━━ Fragmento
Eso lo sabía Inés, pero tan naturalizada estaba la violencia que necesitaba que alguien más la despertara, le dijera que eso no era normal e hiciera valer sus derechos.
Adriana fue una de las guías de Inés para empezar el cambio en su casa, de puertas adentro.
“Primero me enseñó mis derechos. Me reconocí. Empecé a transformar a mi pareja. Mi marido cambió. No es fácil, pero hombres y mujeres pueden cumplir acuerdos y tener una sana convivencia”, cuenta Inés, quien logró una relación de respeto con Antonio, hasta que él murió de un infarto en 2013.
Y una vez superado el martirio que vivía en casa, Inés pudo sanar y se convirtió en una de las coordinadoras de la Red Mariposas de Alas Nuevas Construyendo Futuro, con la cual buscan que más mujeres víctimas de toda clase de violencia puedan encontrar paz.
Cada día, Inés, Adriana, María y otras 19 lideresas recorren ríos, barrios, playas y cualquier espacio donde puedan encontrar personas que se quieran transformar a través del comadreo, una experiencia de diálogo en la cual se abren a los demás con afecto.
Hay un racismo que expulsa, que explota, que vacía el territorio. Quieren estas tierras a las malas, nos muestran como seres humanos que no estamos aptos para estar aquí
“El afecto es un sentimiento universal que hace que reconozcas a un ser humano pese a tener diferencias. Permite la posibilidad de tener un diálogo. Las comadres escuchan sin juzgamiento, señalamiento ni revictimización, simplemente se queda en la comprensión y en conocer por qué estás viviendo eso”, cuenta Adriana.
━━━━
■ Tarea propuesta ■
Resume en una sola oración el párrafo del fragmento que comienza con "Cada día, Inés, Adriana, María" sin omitir sus datos principales.
━━ Entradas
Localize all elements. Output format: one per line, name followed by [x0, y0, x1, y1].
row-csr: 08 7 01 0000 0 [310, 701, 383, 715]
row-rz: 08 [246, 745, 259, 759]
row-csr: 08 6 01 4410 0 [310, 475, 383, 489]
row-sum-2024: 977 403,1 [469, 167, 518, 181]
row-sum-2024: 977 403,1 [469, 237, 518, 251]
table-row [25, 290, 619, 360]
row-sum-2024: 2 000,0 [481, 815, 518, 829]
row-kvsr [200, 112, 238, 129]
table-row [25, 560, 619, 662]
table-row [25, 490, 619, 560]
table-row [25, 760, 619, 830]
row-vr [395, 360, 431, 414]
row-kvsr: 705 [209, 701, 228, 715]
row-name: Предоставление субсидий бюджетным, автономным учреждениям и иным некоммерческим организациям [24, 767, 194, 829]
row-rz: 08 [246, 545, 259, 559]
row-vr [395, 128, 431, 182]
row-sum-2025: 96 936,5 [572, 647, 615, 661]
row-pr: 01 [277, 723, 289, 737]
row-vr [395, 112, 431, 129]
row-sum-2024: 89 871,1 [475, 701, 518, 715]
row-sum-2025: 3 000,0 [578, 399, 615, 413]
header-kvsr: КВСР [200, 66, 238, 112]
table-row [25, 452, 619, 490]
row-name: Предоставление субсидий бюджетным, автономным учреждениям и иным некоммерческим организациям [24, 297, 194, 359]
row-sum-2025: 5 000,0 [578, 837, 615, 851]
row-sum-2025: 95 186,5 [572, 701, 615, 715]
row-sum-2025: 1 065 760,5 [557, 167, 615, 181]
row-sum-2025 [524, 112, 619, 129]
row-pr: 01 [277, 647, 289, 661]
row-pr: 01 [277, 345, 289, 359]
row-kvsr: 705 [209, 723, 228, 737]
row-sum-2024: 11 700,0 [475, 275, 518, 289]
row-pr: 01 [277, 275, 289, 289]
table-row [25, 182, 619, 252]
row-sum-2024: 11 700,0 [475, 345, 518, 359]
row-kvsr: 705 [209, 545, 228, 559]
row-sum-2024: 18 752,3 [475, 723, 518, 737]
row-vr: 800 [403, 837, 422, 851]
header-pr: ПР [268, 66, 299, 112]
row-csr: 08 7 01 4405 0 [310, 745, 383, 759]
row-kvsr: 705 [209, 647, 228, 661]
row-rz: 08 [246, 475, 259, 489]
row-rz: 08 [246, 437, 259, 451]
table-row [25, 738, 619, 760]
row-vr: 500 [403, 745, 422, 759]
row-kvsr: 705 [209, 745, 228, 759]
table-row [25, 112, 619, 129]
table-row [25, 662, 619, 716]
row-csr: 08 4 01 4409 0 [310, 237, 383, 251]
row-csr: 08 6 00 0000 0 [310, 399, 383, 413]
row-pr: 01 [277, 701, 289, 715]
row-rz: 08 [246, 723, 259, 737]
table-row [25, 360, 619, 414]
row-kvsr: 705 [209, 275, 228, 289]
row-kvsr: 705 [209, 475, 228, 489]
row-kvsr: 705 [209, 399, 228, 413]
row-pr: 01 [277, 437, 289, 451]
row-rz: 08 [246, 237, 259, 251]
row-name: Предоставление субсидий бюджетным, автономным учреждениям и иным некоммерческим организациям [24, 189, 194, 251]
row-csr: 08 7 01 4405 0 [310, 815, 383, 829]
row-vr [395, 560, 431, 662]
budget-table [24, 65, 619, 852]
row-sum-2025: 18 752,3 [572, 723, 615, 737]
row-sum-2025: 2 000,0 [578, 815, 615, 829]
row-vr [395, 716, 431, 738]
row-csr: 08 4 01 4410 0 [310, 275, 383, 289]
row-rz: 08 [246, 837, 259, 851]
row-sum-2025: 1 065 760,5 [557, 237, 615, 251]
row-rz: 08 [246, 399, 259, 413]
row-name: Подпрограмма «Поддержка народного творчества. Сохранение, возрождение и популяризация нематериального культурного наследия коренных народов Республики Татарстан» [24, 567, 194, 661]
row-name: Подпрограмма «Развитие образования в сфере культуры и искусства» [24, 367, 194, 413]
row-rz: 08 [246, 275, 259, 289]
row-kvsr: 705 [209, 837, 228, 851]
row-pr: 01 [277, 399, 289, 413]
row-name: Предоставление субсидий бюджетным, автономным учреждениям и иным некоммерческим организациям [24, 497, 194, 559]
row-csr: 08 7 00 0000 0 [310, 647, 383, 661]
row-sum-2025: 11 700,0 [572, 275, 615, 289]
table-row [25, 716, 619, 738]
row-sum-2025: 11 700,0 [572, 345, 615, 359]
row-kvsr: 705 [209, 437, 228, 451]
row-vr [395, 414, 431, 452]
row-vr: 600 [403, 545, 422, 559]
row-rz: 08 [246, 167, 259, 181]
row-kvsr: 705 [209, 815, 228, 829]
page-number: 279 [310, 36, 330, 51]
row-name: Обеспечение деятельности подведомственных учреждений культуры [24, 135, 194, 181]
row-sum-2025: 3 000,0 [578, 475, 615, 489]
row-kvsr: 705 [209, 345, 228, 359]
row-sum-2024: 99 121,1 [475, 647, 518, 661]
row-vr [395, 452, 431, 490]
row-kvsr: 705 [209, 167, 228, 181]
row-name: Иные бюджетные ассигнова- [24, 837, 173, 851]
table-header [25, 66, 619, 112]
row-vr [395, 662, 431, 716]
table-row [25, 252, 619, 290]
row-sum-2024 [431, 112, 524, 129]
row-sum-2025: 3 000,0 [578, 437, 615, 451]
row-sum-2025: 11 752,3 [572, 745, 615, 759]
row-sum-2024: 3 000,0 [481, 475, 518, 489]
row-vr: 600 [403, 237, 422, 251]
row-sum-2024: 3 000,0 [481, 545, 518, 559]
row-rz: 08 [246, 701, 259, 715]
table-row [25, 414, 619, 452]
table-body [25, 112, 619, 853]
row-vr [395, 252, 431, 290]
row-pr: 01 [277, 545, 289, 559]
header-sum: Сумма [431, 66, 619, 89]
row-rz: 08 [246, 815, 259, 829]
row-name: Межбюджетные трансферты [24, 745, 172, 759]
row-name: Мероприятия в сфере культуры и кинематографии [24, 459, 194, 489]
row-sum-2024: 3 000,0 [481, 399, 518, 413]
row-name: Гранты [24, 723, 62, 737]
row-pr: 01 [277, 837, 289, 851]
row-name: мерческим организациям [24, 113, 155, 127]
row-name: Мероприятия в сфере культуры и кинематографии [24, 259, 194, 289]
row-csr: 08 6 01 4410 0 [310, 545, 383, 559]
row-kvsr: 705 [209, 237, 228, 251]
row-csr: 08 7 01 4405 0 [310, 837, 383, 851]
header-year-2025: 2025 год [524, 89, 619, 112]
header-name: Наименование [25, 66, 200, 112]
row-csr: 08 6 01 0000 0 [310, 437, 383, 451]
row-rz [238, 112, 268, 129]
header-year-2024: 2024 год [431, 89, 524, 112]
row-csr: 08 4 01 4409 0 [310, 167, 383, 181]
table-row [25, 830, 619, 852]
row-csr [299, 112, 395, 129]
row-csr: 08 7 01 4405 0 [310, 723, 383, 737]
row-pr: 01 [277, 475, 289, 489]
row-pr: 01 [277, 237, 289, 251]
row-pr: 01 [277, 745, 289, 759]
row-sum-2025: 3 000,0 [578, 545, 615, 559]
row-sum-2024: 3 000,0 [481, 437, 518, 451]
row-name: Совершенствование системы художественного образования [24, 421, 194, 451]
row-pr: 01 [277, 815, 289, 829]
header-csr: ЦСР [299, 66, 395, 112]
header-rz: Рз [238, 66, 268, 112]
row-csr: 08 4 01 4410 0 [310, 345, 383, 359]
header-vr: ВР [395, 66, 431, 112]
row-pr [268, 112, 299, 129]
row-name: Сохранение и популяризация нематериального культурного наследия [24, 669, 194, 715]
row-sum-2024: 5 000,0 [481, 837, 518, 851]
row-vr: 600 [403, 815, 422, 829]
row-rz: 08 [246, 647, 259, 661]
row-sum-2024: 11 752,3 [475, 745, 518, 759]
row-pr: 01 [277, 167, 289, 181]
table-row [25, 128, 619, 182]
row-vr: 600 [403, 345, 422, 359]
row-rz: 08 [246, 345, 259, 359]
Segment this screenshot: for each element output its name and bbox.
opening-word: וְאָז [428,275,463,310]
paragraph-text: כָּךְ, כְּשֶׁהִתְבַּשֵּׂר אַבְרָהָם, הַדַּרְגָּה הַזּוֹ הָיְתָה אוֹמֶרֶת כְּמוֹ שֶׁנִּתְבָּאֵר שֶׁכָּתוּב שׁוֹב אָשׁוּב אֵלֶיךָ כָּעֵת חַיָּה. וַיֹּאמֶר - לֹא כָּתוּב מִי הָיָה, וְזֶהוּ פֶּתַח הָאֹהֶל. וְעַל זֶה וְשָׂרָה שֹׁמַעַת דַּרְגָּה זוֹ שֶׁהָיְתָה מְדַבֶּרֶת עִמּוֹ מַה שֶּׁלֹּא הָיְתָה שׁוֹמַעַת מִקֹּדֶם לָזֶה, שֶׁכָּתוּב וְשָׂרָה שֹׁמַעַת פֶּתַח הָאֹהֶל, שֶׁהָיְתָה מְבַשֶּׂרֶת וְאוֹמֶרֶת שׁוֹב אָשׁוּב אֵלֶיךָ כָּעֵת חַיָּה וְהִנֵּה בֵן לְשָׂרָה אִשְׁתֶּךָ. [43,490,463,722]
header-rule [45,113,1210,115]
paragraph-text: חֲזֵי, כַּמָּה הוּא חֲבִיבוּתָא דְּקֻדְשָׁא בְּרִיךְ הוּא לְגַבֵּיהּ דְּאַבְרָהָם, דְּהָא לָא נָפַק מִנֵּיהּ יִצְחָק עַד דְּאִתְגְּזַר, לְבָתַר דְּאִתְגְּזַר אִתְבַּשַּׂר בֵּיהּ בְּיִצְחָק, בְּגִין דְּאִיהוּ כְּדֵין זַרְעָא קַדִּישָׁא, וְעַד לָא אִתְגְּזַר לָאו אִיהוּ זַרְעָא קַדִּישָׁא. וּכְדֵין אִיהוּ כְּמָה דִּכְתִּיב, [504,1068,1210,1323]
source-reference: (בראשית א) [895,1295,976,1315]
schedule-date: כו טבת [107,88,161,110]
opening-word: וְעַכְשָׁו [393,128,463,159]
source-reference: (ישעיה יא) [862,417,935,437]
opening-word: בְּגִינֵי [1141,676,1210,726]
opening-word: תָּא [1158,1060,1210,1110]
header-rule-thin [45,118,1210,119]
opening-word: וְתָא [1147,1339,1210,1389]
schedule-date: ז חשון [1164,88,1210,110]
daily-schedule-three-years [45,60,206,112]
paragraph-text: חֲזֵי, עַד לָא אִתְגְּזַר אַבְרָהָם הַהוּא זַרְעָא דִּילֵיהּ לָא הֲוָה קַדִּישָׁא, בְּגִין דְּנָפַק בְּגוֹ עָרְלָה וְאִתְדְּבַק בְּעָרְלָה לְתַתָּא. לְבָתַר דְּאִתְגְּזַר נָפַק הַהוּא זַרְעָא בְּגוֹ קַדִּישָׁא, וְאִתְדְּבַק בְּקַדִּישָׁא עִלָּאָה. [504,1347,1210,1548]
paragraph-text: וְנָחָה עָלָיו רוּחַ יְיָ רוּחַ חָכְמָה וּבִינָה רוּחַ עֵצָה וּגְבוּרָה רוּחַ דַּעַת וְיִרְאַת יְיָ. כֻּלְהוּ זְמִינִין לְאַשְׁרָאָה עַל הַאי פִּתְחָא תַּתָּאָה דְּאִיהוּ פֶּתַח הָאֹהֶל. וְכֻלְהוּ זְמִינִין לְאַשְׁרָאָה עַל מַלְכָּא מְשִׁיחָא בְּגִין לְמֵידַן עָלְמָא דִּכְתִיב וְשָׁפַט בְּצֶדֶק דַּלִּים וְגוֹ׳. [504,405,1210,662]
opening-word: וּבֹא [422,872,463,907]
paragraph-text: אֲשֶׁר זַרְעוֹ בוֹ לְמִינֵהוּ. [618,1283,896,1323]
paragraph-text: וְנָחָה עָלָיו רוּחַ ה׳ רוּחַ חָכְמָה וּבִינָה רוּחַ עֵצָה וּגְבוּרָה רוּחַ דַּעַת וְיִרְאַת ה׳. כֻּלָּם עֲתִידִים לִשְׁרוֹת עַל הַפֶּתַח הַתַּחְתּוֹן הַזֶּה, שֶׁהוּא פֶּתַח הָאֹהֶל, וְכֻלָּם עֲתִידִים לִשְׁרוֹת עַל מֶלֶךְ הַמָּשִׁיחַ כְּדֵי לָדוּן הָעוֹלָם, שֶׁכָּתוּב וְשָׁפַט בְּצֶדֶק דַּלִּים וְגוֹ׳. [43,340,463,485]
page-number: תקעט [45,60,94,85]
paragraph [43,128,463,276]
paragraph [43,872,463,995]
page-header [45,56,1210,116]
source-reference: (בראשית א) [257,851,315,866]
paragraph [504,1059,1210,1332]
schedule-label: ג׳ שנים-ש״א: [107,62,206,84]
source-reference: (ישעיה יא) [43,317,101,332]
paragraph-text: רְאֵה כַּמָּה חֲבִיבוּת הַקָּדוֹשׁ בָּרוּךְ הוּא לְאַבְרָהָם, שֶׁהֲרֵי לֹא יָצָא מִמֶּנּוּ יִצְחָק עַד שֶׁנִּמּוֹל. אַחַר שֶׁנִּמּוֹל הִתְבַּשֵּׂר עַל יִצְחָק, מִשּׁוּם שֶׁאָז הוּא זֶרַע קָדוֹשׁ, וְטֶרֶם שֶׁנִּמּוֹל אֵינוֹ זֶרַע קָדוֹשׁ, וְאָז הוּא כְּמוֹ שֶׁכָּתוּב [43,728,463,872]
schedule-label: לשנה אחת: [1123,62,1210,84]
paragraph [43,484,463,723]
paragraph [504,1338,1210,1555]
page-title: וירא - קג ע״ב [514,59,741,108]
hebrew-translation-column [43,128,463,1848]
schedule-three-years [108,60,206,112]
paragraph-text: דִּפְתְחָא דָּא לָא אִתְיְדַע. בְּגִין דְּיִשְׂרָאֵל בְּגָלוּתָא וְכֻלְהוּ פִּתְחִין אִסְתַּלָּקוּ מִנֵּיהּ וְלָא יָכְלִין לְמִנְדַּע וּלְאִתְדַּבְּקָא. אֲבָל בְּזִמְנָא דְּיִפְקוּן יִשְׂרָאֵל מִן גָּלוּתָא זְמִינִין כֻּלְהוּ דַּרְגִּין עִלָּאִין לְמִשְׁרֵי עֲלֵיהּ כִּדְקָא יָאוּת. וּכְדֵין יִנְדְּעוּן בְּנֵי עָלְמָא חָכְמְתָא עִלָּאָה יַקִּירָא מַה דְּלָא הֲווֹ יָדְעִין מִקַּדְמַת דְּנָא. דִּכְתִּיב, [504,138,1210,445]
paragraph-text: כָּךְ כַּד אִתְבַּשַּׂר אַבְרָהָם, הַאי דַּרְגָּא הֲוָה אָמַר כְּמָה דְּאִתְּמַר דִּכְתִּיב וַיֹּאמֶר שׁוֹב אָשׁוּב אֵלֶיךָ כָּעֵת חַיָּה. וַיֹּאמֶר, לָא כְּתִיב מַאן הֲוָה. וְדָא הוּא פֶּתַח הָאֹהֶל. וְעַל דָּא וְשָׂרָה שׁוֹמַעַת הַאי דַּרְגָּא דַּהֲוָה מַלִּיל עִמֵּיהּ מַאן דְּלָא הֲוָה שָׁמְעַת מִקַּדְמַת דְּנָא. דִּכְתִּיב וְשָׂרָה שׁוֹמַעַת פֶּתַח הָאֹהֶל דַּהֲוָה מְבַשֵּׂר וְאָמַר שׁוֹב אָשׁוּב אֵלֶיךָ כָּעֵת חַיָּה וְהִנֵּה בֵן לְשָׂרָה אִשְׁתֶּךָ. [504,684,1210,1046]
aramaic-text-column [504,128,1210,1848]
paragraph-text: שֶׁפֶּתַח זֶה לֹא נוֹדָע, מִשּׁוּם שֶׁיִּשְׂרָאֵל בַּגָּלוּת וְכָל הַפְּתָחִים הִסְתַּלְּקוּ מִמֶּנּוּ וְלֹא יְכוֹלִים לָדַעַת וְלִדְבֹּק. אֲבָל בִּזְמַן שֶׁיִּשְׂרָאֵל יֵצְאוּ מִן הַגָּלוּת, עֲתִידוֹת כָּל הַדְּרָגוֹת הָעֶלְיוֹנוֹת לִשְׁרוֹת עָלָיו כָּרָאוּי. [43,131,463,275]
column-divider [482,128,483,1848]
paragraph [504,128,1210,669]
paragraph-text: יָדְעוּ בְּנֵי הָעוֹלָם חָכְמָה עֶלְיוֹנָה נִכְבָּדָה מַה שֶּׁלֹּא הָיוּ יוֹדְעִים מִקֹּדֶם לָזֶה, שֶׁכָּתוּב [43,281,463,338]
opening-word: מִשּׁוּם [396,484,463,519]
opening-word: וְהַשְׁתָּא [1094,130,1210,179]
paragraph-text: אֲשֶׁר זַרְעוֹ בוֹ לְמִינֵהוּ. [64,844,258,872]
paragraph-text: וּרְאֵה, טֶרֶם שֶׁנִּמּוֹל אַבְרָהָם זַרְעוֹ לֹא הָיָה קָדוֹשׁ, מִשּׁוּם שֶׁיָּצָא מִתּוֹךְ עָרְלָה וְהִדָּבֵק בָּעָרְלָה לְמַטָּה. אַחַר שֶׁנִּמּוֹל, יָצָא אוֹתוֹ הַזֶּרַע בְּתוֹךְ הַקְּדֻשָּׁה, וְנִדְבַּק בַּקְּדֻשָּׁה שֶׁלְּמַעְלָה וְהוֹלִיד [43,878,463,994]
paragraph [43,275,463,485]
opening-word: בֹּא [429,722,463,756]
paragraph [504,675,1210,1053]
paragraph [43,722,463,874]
━━━━
■ Solución ■
Inés, Adriana, María y otras 19 lideresas recorren a diario ríos, barrios, playas y otros lugares en busca de personas que quieran transformarse mediante el comadreo, un diálogo en el que se abren a los demás con afecto.